**Extracted material:**
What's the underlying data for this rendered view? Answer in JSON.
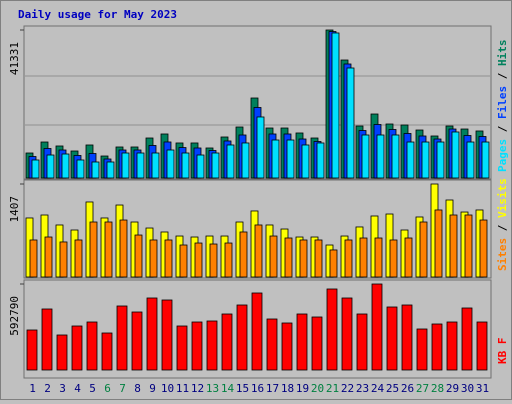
{
  "chart_data": [
    {
      "type": "bar",
      "title": "Daily usage for May 2023",
      "title_color": "#0000c0",
      "legend_separator": " / ",
      "ylim": [
        0,
        41331
      ],
      "yticks": [
        41331
      ],
      "series": [
        {
          "name": "Hits",
          "color": "#00805c",
          "values": [
            6980,
            10050,
            8940,
            7540,
            9220,
            6140,
            8660,
            8660,
            11170,
            12290,
            9780,
            9780,
            8380,
            11450,
            14240,
            22340,
            13960,
            13960,
            12570,
            11170,
            41331,
            32950,
            14520,
            17870,
            15080,
            14800,
            13400,
            11730,
            14520,
            13680,
            13130
          ]
        },
        {
          "name": "Files",
          "color": "#0040ff",
          "values": [
            6000,
            8240,
            7820,
            6290,
            6840,
            5310,
            7820,
            7820,
            9080,
            10060,
            8500,
            8380,
            7680,
            10340,
            12010,
            19690,
            12290,
            12290,
            10890,
            10200,
            40900,
            31840,
            13260,
            14940,
            13550,
            12430,
            11730,
            10890,
            13680,
            11870,
            11590
          ]
        },
        {
          "name": "Pages",
          "color": "#00e0ff",
          "values": [
            5030,
            6420,
            6700,
            5030,
            4470,
            4470,
            6980,
            6980,
            6980,
            7820,
            6980,
            6420,
            6980,
            9220,
            9780,
            17040,
            10610,
            10610,
            9220,
            9780,
            40500,
            30720,
            12010,
            12010,
            12010,
            10050,
            10050,
            10050,
            12850,
            10050,
            10050
          ]
        }
      ]
    },
    {
      "type": "bar",
      "ylim": [
        0,
        1407
      ],
      "yticks": [
        1407
      ],
      "series": [
        {
          "name": "Visits",
          "color": "#ffff00",
          "values": [
            893,
            938,
            787,
            711,
            1135,
            893,
            1089,
            832,
            741,
            681,
            620,
            605,
            620,
            620,
            832,
            999,
            787,
            726,
            605,
            605,
            484,
            620,
            757,
            923,
            953,
            711,
            908,
            1407,
            1165,
            983,
            1014
          ]
        },
        {
          "name": "Sites",
          "color": "#ff8000",
          "values": [
            560,
            605,
            530,
            560,
            832,
            832,
            862,
            635,
            560,
            560,
            484,
            514,
            499,
            514,
            681,
            787,
            620,
            590,
            560,
            560,
            409,
            560,
            590,
            590,
            560,
            590,
            832,
            1014,
            938,
            938,
            862
          ]
        }
      ]
    },
    {
      "type": "bar",
      "ylim": [
        0,
        592790
      ],
      "yticks": [
        592790
      ],
      "categories": [
        "1",
        "2",
        "3",
        "4",
        "5",
        "6",
        "7",
        "8",
        "9",
        "10",
        "11",
        "12",
        "13",
        "14",
        "15",
        "16",
        "17",
        "18",
        "19",
        "20",
        "21",
        "22",
        "23",
        "24",
        "25",
        "26",
        "27",
        "28",
        "29",
        "30",
        "31"
      ],
      "category_colors": [
        "#000080",
        "#000080",
        "#000080",
        "#000080",
        "#000080",
        "#008040",
        "#008040",
        "#000080",
        "#000080",
        "#000080",
        "#000080",
        "#000080",
        "#008040",
        "#008040",
        "#000080",
        "#000080",
        "#000080",
        "#000080",
        "#000080",
        "#008040",
        "#008040",
        "#000080",
        "#000080",
        "#000080",
        "#000080",
        "#000080",
        "#008040",
        "#008040",
        "#000080",
        "#000080",
        "#000080"
      ],
      "series": [
        {
          "name": "KB F",
          "color": "#ff0000",
          "values": [
            275720,
            420470,
            241260,
            303290,
            330860,
            255040,
            441150,
            399790,
            496300,
            482510,
            303290,
            330860,
            337760,
            386010,
            448050,
            530760,
            351540,
            323970,
            386010,
            365330,
            558330,
            496300,
            386010,
            592790,
            434260,
            448050,
            282610,
            317080,
            330860,
            427370,
            330860
          ]
        }
      ]
    }
  ]
}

**Problem to work on:** Identify the lines of the entries containing the string "name". Copy each such line.

**Exercise result:**
          "name": "Hits",
          "name": "Files",
          "name": "Pages",
          "name": "Visits",
          "name": "Sites",
          "name": "KB F",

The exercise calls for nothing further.